### WORK REQUIRED
Go through the records underneath and write each one out again exactly.

START DATA EXCERPTS

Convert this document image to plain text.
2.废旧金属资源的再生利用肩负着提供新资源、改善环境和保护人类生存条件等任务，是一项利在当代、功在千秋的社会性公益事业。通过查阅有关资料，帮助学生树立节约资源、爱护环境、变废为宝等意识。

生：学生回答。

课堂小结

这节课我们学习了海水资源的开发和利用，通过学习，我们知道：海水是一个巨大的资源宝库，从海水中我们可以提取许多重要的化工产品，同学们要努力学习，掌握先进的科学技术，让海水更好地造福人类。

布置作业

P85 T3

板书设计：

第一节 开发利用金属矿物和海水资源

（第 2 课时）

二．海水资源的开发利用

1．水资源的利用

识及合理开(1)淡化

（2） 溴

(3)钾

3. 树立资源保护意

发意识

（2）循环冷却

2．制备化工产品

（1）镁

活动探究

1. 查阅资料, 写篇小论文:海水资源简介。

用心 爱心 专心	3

END DATA EXCERPTS

### COMPLETE OUTPUT
Convert this document image to plain text.
2.废旧金属资源的再生利用肩负着提供新资源、改善环境和保护人类生存条件等任务，是一项利在当代、功在千秋的社会性公益事业。通过查阅有关资料，帮助学生树立节约资源、爱护环境、变废为宝等意识。

生：学生回答。

课堂小结

这节课我们学习了海水资源的开发和利用，通过学习，我们知道：海水是一个巨大的资源宝库，从海水中我们可以提取许多重要的化工产品，同学们要努力学习，掌握先进的科学技术，让海水更好地造福人类。

布置作业

P85 T3

板书设计：

第一节 开发利用金属矿物和海水资源

（第 2 课时）

二．海水资源的开发利用

1．水资源的利用

识及合理开(1)淡化

（2） 溴

(3)钾

3. 树立资源保护意

发意识

（2）循环冷却

2．制备化工产品

（1）镁

活动探究

1. 查阅资料, 写篇小论文:海水资源简介。

用心 爱心 专心	3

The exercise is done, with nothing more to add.